### [TASK TO COMPLETE]
In the material below, list every line carrying the string "mois".

### [GIVEN DATA]
***
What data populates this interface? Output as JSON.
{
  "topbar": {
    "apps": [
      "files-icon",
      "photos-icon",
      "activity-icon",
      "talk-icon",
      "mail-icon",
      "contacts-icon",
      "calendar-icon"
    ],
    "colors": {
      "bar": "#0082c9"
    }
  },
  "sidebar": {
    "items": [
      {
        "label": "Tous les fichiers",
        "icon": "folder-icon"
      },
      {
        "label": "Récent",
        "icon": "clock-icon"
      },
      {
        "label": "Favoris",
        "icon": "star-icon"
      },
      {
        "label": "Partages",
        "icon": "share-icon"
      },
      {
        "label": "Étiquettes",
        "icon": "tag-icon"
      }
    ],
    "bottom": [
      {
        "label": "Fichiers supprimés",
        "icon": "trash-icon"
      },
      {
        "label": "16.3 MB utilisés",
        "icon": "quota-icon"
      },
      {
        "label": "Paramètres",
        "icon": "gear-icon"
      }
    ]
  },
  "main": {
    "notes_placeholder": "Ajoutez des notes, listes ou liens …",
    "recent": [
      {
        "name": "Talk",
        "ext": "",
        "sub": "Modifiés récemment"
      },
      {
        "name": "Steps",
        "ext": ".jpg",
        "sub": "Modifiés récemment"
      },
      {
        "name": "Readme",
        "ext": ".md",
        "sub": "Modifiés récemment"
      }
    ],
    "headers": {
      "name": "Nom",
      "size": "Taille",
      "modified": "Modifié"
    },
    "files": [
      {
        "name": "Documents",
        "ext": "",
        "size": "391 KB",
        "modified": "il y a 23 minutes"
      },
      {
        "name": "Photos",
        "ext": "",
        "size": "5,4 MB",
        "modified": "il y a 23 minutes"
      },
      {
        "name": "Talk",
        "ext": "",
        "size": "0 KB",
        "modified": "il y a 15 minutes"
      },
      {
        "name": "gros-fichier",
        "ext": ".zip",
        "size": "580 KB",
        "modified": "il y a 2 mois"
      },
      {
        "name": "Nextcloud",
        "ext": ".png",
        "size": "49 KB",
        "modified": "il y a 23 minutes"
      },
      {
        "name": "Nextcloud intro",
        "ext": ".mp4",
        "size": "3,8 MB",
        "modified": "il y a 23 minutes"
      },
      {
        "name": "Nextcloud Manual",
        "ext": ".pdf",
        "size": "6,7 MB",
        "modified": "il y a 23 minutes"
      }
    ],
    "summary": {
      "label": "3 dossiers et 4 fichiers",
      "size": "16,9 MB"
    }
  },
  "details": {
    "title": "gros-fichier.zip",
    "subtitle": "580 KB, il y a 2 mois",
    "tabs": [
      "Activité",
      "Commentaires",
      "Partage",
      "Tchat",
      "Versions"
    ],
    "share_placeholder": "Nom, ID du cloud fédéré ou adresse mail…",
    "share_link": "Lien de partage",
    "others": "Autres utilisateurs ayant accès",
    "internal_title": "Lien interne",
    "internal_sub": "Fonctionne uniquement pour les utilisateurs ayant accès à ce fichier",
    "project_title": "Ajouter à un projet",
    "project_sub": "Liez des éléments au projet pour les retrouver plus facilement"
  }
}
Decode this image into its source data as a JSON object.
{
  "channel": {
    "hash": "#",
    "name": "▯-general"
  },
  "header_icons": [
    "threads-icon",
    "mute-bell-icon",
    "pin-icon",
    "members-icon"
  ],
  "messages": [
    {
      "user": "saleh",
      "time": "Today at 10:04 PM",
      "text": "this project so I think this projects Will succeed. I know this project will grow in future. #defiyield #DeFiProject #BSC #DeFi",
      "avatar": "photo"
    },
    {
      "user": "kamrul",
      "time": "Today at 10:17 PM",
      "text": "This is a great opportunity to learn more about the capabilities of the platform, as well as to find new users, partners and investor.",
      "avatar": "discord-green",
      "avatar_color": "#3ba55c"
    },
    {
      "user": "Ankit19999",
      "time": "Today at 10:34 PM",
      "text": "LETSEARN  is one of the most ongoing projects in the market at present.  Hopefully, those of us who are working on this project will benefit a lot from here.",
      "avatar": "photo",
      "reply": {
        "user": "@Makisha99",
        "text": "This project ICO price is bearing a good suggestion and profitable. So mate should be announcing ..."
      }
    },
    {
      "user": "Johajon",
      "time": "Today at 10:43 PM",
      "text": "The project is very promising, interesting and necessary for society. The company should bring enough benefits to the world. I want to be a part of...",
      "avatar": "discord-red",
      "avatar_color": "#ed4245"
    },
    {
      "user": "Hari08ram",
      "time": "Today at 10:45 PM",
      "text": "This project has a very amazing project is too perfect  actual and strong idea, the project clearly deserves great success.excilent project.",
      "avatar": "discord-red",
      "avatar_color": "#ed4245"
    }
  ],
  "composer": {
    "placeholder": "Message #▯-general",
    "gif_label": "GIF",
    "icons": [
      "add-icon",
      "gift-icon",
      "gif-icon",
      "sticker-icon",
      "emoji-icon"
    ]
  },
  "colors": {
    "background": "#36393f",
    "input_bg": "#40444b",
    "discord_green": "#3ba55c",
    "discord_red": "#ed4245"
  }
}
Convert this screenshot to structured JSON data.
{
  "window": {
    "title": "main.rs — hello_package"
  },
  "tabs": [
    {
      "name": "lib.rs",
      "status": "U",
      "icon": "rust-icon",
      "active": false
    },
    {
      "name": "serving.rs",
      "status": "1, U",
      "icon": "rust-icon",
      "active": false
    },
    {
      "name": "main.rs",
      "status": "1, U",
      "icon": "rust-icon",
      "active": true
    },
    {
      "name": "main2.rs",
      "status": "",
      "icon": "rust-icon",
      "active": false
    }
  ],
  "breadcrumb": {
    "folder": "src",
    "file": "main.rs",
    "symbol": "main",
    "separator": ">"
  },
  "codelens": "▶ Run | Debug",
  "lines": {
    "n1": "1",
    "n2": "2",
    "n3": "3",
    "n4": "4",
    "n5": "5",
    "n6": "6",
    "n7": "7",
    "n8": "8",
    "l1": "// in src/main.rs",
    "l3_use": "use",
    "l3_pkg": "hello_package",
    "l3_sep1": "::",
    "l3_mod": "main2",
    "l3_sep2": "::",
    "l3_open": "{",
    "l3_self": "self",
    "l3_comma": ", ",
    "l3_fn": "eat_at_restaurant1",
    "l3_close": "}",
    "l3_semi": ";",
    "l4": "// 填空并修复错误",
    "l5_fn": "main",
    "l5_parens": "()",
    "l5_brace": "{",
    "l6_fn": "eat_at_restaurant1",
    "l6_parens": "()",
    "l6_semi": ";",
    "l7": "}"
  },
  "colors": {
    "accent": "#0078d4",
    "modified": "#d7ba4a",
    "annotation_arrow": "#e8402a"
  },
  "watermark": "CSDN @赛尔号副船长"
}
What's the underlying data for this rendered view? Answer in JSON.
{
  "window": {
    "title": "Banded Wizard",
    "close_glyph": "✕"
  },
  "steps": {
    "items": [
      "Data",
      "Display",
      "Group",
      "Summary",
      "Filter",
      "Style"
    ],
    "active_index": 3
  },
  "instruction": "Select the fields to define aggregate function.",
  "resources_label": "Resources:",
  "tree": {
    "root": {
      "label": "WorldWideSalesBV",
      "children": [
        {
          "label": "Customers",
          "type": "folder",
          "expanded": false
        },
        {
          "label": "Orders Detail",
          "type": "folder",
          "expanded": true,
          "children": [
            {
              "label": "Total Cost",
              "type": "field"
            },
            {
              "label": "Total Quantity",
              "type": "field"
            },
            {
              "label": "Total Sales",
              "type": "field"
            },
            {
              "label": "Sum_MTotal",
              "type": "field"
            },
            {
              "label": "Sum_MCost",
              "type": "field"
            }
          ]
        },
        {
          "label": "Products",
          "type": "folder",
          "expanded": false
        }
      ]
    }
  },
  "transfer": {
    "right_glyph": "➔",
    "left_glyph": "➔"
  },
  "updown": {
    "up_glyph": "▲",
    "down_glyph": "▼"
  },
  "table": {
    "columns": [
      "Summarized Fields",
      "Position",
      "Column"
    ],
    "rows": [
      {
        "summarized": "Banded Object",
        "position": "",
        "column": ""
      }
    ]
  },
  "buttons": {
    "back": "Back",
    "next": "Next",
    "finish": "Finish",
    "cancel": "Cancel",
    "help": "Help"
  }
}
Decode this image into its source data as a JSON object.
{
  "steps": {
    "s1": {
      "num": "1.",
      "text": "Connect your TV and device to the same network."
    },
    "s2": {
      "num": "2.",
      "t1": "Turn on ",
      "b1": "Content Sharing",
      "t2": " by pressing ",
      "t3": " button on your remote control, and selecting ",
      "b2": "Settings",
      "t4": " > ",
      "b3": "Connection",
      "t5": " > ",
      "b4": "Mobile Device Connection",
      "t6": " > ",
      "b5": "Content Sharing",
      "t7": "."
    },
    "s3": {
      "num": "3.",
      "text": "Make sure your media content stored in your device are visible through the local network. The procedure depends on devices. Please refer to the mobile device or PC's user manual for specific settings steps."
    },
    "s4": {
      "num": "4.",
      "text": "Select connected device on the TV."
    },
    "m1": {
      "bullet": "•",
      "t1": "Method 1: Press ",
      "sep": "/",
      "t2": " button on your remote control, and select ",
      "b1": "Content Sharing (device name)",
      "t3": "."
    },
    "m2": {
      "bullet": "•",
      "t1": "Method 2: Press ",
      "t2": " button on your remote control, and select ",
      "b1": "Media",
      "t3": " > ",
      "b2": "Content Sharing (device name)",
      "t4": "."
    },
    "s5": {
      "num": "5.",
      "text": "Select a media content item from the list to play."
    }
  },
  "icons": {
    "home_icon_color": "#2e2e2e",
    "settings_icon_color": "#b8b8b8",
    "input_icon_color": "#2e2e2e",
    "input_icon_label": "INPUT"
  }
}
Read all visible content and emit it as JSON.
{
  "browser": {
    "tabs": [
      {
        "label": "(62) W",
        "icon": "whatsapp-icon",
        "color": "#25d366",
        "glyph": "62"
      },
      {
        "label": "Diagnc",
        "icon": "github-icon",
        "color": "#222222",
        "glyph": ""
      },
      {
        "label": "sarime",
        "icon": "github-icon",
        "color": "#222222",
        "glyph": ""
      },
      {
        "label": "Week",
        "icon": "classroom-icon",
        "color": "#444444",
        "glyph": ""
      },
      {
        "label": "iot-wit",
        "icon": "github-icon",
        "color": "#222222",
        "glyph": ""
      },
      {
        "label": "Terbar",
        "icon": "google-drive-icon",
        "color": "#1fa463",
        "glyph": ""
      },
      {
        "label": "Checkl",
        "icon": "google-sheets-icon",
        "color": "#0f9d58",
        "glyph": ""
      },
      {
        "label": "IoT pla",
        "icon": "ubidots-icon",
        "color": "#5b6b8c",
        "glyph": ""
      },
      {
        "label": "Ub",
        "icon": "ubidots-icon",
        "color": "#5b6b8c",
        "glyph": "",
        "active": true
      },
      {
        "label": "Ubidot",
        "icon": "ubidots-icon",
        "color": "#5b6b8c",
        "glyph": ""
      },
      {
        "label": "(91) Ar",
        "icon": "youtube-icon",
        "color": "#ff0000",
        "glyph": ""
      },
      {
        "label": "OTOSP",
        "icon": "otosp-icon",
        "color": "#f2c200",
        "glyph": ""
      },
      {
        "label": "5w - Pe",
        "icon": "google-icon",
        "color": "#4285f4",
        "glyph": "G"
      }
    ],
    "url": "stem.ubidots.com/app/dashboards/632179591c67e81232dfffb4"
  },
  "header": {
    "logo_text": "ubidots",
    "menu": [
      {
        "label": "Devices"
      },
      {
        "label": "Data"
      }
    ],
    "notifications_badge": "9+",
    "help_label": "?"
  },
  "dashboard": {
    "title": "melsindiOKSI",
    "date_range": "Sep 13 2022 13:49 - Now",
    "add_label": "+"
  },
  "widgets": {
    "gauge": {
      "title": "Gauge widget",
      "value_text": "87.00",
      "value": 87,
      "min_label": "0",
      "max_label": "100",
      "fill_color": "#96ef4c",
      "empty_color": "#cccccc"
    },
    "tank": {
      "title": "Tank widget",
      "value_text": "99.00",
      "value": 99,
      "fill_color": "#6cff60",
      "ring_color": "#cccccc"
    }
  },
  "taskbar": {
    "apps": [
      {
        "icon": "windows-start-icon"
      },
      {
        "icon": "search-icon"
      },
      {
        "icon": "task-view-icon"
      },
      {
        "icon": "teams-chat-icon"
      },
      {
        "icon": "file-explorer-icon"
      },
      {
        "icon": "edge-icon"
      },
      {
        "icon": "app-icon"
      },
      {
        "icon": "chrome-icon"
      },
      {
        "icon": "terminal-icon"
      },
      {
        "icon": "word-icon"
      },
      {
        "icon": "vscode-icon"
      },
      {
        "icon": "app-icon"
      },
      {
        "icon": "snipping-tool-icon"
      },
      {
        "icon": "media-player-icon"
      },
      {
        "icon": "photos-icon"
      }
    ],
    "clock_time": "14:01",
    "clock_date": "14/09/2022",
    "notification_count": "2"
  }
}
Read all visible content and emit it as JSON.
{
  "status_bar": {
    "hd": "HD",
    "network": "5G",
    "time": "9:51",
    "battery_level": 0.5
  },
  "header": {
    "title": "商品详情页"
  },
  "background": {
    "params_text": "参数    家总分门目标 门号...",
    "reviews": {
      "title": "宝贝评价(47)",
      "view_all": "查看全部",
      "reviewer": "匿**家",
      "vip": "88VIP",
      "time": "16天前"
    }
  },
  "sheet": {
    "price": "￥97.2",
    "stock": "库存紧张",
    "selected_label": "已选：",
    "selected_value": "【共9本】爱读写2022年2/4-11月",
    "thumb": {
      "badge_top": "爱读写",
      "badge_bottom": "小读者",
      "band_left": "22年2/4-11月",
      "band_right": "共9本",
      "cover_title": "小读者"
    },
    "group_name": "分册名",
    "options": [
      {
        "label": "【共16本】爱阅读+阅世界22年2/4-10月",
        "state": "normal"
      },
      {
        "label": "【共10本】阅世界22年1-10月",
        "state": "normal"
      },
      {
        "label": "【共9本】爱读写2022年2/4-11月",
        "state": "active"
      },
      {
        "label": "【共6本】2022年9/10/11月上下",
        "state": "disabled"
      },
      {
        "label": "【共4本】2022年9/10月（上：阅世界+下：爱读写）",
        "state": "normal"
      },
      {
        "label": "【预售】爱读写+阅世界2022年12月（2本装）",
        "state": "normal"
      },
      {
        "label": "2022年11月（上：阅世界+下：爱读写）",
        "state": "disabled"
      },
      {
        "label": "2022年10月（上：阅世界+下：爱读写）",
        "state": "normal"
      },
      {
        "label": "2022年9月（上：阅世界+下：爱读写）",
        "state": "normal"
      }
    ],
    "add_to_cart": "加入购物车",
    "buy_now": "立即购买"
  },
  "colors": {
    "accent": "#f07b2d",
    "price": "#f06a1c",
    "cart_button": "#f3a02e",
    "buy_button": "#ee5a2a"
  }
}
***
### [CORRECT OUTPUT]
        "modified": "il y a 2 mois"
    "subtitle": "580 KB, il y a 2 mois",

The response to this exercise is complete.